[Description of the task]: Copy the data precisely, character for character, and leave out every picture.

[Stored data]:

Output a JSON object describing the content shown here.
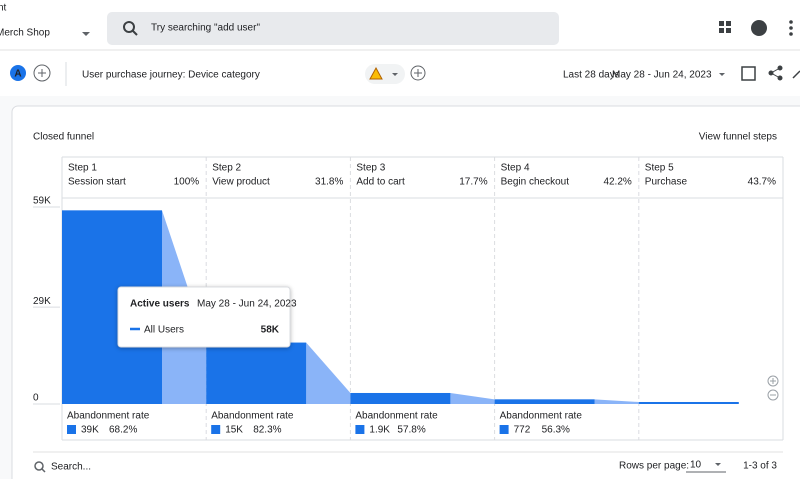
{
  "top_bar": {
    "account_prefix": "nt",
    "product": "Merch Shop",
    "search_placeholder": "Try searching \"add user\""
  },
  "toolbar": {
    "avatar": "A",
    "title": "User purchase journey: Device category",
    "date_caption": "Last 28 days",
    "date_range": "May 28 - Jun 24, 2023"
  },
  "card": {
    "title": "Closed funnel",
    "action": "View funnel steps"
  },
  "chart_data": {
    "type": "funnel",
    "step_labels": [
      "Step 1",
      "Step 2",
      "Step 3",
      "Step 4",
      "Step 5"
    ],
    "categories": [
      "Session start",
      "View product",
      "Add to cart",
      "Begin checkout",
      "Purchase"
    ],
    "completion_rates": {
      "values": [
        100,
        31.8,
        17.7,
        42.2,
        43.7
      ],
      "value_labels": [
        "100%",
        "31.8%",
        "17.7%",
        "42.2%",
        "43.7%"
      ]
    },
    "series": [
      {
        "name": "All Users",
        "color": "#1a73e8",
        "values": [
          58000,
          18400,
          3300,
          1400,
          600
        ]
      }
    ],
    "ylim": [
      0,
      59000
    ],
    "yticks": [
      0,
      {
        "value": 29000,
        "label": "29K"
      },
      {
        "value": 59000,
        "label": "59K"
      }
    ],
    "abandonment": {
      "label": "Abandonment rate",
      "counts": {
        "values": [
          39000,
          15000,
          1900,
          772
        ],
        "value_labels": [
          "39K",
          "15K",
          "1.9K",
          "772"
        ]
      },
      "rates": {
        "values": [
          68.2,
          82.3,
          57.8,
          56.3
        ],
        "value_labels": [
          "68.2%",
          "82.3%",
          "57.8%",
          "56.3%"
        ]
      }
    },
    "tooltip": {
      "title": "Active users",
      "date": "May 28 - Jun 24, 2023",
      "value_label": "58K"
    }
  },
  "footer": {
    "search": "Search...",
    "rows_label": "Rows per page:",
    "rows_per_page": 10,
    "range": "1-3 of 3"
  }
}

[Answer]:
Output a JSON object describing the content shown here.
{
  "top_bar": {
    "account_prefix": "nt",
    "product": "Merch Shop",
    "search_placeholder": "Try searching \"add user\""
  },
  "toolbar": {
    "avatar": "A",
    "title": "User purchase journey: Device category",
    "date_caption": "Last 28 days",
    "date_range": "May 28 - Jun 24, 2023"
  },
  "card": {
    "title": "Closed funnel",
    "action": "View funnel steps"
  },
  "chart_data": {
    "type": "funnel",
    "step_labels": [
      "Step 1",
      "Step 2",
      "Step 3",
      "Step 4",
      "Step 5"
    ],
    "categories": [
      "Session start",
      "View product",
      "Add to cart",
      "Begin checkout",
      "Purchase"
    ],
    "completion_rates": {
      "values": [
        100,
        31.8,
        17.7,
        42.2,
        43.7
      ],
      "value_labels": [
        "100%",
        "31.8%",
        "17.7%",
        "42.2%",
        "43.7%"
      ]
    },
    "series": [
      {
        "name": "All Users",
        "color": "#1a73e8",
        "values": [
          58000,
          18400,
          3300,
          1400,
          600
        ]
      }
    ],
    "ylim": [
      0,
      59000
    ],
    "yticks": [
      0,
      {
        "value": 29000,
        "label": "29K"
      },
      {
        "value": 59000,
        "label": "59K"
      }
    ],
    "abandonment": {
      "label": "Abandonment rate",
      "counts": {
        "values": [
          39000,
          15000,
          1900,
          772
        ],
        "value_labels": [
          "39K",
          "15K",
          "1.9K",
          "772"
        ]
      },
      "rates": {
        "values": [
          68.2,
          82.3,
          57.8,
          56.3
        ],
        "value_labels": [
          "68.2%",
          "82.3%",
          "57.8%",
          "56.3%"
        ]
      }
    },
    "tooltip": {
      "title": "Active users",
      "date": "May 28 - Jun 24, 2023",
      "value_label": "58K"
    }
  },
  "footer": {
    "search": "Search...",
    "rows_label": "Rows per page:",
    "rows_per_page": 10,
    "range": "1-3 of 3"
  }
}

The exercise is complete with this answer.